Goal
Below is a block of records; reproduce all of them exactly and leave out any pictures.

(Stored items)

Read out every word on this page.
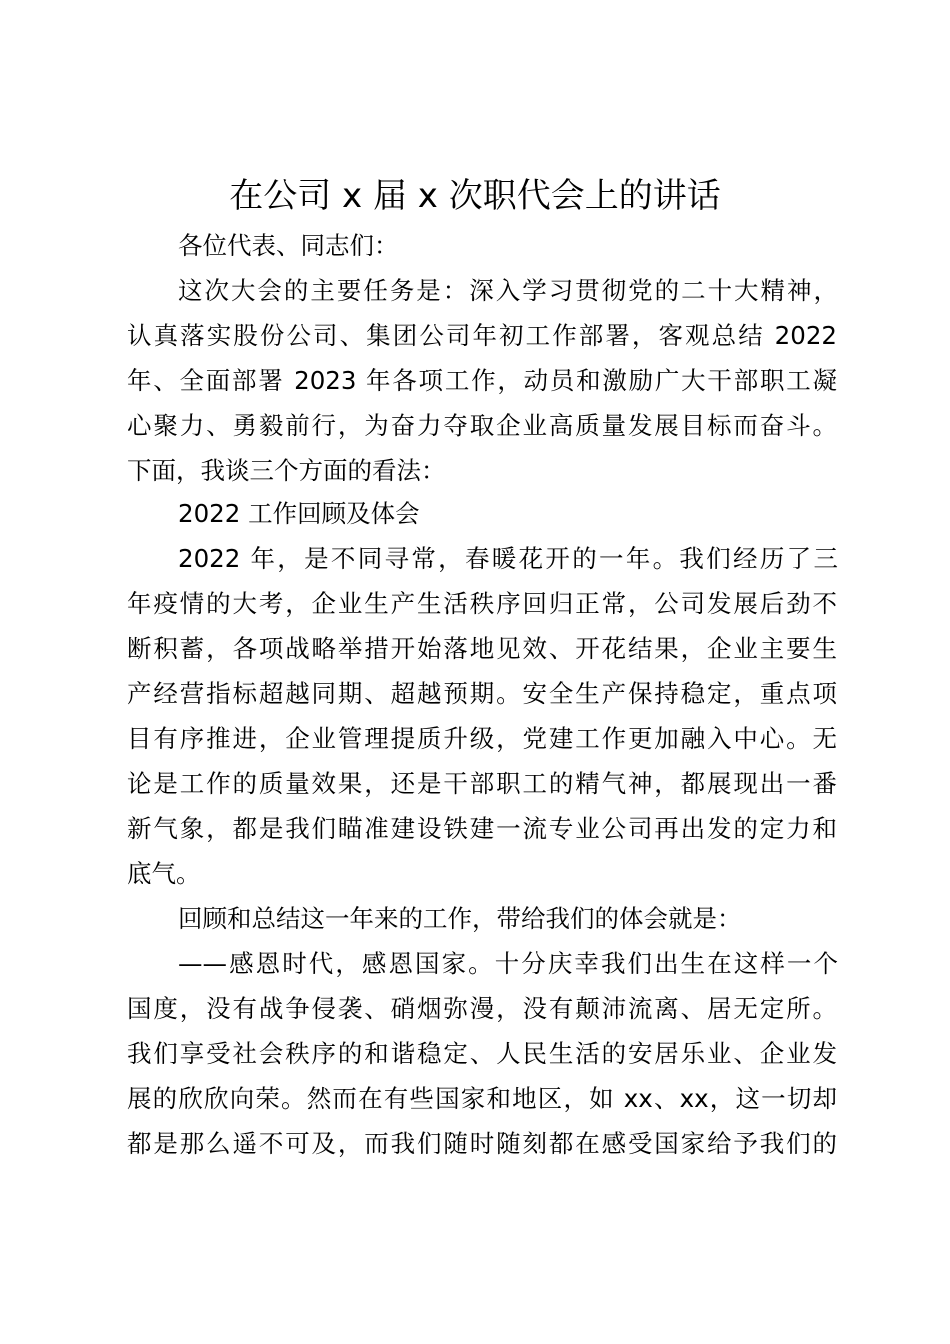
在公司 x 届 x 次职代会上的讲话
各位代表、同志们：
这次大会的主要任务是：深入学习贯彻党的二十大精神，
认真落实股份公司、集团公司年初工作部署，客观总结 2022
年、全面部署 2023 年各项工作，动员和激励广大干部职工凝
心聚力、勇毅前行，为奋力夺取企业高质量发展目标而奋斗。
下面，我谈三个方面的看法：
2022 工作回顾及体会
2022 年，是不同寻常，春暖花开的一年。我们经历了三
年疫情的大考，企业生产生活秩序回归正常，公司发展后劲不
断积蓄，各项战略举措开始落地见效、开花结果，企业主要生
产经营指标超越同期、超越预期。安全生产保持稳定，重点项
目有序推进，企业管理提质升级，党建工作更加融入中心。无
论是工作的质量效果，还是干部职工的精气神，都展现出一番
新气象，都是我们瞄准建设铁建一流专业公司再出发的定力和
底气。
回顾和总结这一年来的工作，带给我们的体会就是：
——感恩时代，感恩国家。十分庆幸我们出生在这样一个
国度，没有战争侵袭、硝烟弥漫，没有颠沛流离、居无定所。
我们享受社会秩序的和谐稳定、人民生活的安居乐业、企业发
展的欣欣向荣。然而在有些国家和地区，如 xx、xx，这一切却
都是那么遥不可及，而我们随时随刻都在感受国家给予我们的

Completed task
Read out every word on this page.
在公司 x 届 x 次职代会上的讲话
各位代表、同志们：
这次大会的主要任务是：深入学习贯彻党的二十大精神，
认真落实股份公司、集团公司年初工作部署，客观总结 2022
年、全面部署 2023 年各项工作，动员和激励广大干部职工凝
心聚力、勇毅前行，为奋力夺取企业高质量发展目标而奋斗。
下面，我谈三个方面的看法：
2022 工作回顾及体会
2022 年，是不同寻常，春暖花开的一年。我们经历了三
年疫情的大考，企业生产生活秩序回归正常，公司发展后劲不
断积蓄，各项战略举措开始落地见效、开花结果，企业主要生
产经营指标超越同期、超越预期。安全生产保持稳定，重点项
目有序推进，企业管理提质升级，党建工作更加融入中心。无
论是工作的质量效果，还是干部职工的精气神，都展现出一番
新气象，都是我们瞄准建设铁建一流专业公司再出发的定力和
底气。
回顾和总结这一年来的工作，带给我们的体会就是：
——感恩时代，感恩国家。十分庆幸我们出生在这样一个
国度，没有战争侵袭、硝烟弥漫，没有颠沛流离、居无定所。
我们享受社会秩序的和谐稳定、人民生活的安居乐业、企业发
展的欣欣向荣。然而在有些国家和地区，如 xx、xx，这一切却
都是那么遥不可及，而我们随时随刻都在感受国家给予我们的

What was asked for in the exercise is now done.